STORED RECORDS
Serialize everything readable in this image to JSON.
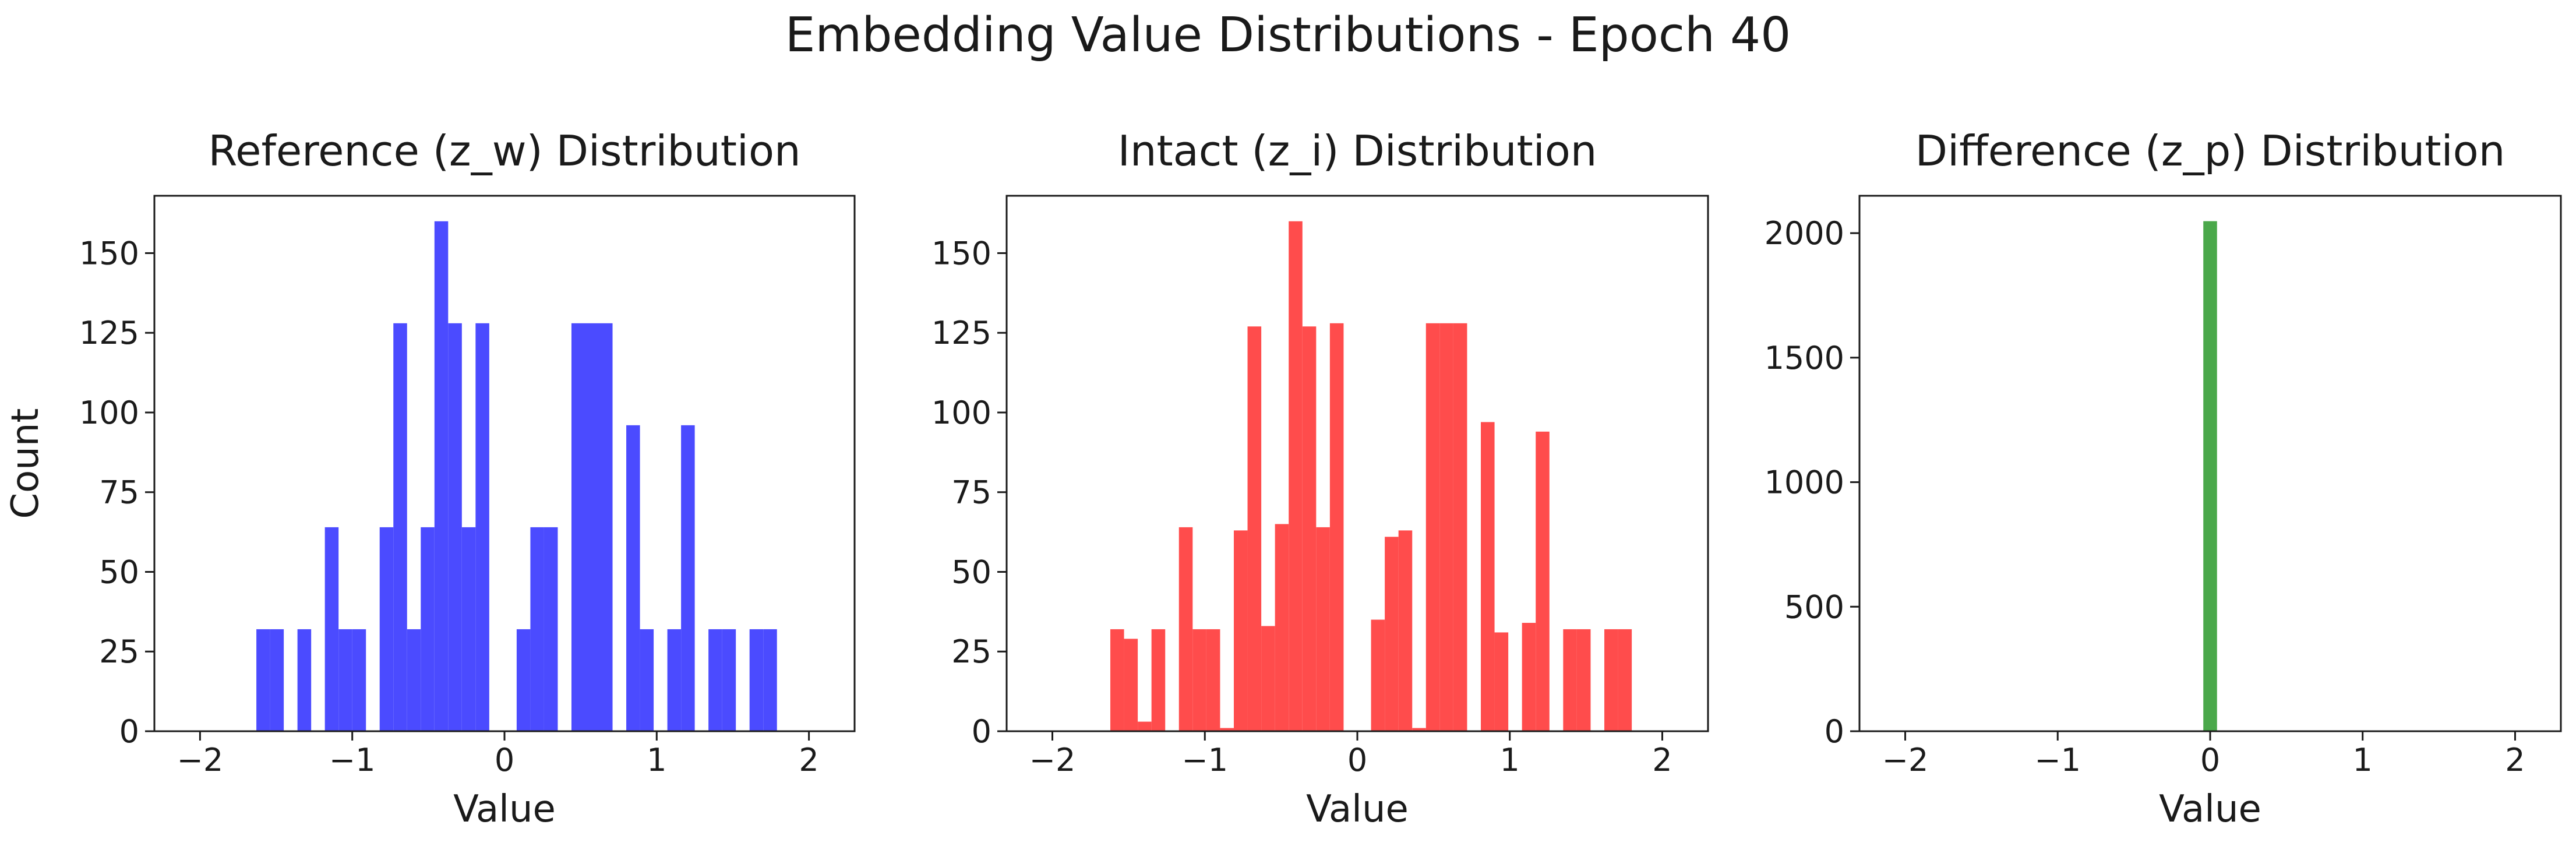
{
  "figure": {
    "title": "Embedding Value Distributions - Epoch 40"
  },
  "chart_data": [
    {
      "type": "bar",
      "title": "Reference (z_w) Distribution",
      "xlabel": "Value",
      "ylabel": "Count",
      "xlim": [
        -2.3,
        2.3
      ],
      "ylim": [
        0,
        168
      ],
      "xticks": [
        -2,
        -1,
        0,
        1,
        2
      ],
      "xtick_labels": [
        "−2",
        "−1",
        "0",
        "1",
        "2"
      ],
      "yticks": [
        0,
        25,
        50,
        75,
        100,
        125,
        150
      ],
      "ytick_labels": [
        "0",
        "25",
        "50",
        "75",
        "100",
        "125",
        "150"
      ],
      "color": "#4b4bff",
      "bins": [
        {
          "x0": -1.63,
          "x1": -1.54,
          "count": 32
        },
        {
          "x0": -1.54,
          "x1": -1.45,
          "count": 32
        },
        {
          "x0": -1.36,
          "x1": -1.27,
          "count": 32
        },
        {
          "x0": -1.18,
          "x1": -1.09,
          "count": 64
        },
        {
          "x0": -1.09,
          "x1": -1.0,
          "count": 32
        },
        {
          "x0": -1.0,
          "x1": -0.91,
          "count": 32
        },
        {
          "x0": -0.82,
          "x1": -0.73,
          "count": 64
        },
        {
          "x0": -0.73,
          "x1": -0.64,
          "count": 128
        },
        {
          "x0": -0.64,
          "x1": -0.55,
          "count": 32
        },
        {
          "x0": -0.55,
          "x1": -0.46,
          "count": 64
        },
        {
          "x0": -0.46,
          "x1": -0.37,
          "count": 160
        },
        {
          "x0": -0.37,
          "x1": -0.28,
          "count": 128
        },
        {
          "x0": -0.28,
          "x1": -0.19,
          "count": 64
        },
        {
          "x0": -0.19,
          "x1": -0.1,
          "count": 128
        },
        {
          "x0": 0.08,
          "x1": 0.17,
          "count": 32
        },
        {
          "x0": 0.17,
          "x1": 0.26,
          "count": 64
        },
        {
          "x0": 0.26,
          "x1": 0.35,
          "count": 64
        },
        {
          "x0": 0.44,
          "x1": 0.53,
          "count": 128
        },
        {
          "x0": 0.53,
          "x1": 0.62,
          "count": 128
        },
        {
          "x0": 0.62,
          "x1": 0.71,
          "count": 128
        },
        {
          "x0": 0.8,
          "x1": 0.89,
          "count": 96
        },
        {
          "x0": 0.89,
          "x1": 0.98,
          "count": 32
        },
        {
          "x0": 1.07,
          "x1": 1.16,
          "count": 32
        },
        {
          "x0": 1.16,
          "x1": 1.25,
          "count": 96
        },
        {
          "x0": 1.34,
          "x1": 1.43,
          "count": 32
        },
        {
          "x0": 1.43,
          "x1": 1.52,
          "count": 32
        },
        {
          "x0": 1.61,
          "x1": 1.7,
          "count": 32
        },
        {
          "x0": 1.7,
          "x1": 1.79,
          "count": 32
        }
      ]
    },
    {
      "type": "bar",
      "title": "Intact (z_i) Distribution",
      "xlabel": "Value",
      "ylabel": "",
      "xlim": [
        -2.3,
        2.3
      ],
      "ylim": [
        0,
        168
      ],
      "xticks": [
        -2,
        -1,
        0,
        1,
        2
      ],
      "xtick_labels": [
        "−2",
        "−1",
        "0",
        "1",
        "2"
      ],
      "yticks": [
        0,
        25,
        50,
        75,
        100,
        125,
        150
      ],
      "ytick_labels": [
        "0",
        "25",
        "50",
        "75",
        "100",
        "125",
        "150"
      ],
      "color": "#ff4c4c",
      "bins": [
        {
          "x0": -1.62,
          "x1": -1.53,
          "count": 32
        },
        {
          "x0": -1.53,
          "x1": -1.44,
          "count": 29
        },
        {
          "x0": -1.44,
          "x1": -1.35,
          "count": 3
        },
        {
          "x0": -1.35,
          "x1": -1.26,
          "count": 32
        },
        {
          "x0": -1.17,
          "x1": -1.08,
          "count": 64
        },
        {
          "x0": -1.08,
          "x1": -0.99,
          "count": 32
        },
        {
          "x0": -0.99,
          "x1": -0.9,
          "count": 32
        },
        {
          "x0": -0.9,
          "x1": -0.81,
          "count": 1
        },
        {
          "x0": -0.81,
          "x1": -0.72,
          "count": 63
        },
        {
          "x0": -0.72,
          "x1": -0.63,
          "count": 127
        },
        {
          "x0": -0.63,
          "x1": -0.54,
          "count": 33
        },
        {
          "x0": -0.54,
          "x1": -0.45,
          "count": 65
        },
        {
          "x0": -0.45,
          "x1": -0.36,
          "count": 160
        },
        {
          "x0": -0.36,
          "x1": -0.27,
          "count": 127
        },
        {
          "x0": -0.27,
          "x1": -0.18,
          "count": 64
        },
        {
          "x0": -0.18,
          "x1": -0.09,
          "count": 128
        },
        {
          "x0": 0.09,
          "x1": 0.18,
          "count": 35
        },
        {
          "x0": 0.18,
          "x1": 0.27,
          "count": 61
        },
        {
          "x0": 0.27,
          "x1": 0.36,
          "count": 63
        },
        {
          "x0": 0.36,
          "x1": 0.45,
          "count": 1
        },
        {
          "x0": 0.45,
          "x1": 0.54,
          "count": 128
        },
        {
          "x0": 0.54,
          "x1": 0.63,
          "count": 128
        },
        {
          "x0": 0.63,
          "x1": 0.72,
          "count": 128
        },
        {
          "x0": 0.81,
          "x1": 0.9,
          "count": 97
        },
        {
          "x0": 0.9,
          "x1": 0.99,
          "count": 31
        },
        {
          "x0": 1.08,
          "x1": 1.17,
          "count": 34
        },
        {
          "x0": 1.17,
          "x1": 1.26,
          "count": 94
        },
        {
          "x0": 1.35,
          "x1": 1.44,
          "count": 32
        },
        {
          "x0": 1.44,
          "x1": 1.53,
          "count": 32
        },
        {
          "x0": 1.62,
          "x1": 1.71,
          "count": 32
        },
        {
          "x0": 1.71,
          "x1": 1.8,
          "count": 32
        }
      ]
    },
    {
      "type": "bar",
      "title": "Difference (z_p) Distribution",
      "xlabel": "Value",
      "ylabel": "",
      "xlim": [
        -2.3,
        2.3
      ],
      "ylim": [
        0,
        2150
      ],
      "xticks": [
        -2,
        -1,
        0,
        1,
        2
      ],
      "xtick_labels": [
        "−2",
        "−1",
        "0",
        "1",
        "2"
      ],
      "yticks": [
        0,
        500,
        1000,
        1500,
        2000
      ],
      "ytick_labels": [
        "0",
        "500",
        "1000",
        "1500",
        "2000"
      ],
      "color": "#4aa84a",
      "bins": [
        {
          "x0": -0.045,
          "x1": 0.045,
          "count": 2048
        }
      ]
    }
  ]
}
==
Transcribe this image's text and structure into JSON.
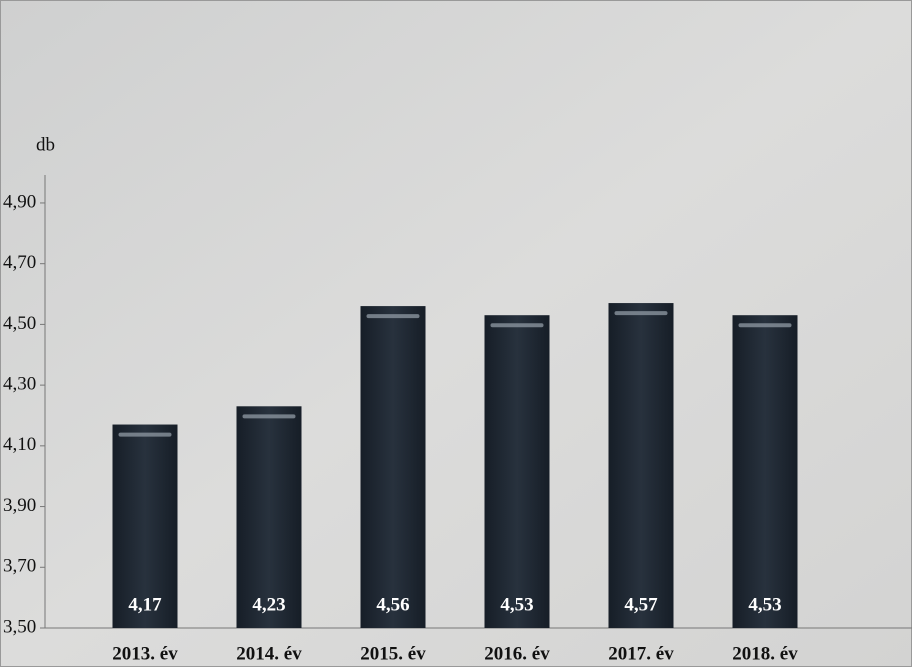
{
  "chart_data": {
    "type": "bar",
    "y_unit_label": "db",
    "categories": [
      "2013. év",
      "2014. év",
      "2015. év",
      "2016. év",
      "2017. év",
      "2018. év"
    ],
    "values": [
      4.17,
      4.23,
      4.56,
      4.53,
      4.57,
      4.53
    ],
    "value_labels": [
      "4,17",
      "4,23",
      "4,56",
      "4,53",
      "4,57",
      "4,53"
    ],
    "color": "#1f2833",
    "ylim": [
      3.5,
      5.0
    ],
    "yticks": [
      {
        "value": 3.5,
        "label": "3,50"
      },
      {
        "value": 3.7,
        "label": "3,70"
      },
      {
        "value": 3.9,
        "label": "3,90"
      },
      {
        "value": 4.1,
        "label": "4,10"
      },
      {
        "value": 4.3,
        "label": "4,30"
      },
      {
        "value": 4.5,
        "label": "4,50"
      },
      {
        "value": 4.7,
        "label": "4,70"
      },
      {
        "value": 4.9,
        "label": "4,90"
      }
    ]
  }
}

WRITTEN INSTRUCTION
Tally the lines of the listing that include "color". Reply with nothing but the count.

EXERCISE RESPONSE
4